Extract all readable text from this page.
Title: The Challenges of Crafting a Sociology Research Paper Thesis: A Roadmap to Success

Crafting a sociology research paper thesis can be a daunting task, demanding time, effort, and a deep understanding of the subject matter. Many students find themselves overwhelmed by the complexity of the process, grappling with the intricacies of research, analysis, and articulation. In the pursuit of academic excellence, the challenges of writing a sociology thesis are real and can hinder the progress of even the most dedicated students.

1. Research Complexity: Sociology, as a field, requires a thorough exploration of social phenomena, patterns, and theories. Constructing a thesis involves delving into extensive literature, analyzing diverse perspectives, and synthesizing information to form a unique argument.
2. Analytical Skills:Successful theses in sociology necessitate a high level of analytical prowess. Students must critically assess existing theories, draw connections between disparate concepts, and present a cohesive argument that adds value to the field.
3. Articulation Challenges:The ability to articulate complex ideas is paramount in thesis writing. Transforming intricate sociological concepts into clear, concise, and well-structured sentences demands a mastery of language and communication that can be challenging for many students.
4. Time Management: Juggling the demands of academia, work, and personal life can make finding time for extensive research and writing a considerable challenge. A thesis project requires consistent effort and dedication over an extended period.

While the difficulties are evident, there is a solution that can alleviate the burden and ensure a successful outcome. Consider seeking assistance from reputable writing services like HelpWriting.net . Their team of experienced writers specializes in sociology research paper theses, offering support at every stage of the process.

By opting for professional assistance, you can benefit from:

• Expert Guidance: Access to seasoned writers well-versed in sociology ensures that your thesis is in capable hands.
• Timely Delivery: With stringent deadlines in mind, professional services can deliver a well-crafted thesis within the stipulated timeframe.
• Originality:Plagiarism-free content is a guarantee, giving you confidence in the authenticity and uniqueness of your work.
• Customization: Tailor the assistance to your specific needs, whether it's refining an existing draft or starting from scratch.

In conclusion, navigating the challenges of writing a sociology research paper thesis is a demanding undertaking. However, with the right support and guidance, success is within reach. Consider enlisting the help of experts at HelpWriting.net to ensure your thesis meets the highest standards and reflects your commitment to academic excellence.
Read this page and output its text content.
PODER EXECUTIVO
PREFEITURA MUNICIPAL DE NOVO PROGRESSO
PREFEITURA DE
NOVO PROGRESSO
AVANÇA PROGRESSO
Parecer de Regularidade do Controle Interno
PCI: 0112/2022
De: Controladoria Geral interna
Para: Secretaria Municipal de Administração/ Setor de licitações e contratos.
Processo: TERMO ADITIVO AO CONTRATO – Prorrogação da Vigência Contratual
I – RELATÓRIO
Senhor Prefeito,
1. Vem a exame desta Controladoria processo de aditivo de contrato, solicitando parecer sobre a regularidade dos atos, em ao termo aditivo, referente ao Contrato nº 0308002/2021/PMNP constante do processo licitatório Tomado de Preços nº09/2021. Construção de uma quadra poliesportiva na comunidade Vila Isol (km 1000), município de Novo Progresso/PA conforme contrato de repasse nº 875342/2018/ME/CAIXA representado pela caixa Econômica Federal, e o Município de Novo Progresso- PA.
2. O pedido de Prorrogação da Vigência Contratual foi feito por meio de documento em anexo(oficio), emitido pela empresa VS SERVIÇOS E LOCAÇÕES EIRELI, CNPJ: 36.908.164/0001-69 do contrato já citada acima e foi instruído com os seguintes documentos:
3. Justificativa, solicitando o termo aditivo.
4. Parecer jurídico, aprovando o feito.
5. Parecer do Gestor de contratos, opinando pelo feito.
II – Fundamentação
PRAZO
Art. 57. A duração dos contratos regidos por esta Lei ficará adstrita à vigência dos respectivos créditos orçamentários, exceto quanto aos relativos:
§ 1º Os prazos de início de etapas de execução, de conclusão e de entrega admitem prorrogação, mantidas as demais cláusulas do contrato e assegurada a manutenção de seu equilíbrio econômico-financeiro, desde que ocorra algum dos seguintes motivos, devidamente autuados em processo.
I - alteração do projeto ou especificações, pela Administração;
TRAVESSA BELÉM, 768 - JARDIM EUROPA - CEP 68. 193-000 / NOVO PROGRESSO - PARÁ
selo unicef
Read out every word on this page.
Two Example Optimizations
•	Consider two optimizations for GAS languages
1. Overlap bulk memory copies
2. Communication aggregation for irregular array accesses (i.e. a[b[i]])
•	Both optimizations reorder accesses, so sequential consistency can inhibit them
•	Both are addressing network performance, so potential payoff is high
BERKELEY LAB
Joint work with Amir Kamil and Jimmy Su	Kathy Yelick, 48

==============================

WHAT YOU NEED TO DO:
Identify the lines of the entries containing the string "demands". Copy each such line.

RESULT OF THIS TASK:
3. Articulation Challenges:The ability to articulate complex ideas is paramount in thesis writing. Transforming intricate sociological concepts into clear, concise, and well-structured sentences demands a mastery of language and communication that can be challenging for many students.
4. Time Management: Juggling the demands of academia, work, and personal life can make finding time for extensive research and writing a considerable challenge. A thesis project requires consistent effort and dedication over an extended period.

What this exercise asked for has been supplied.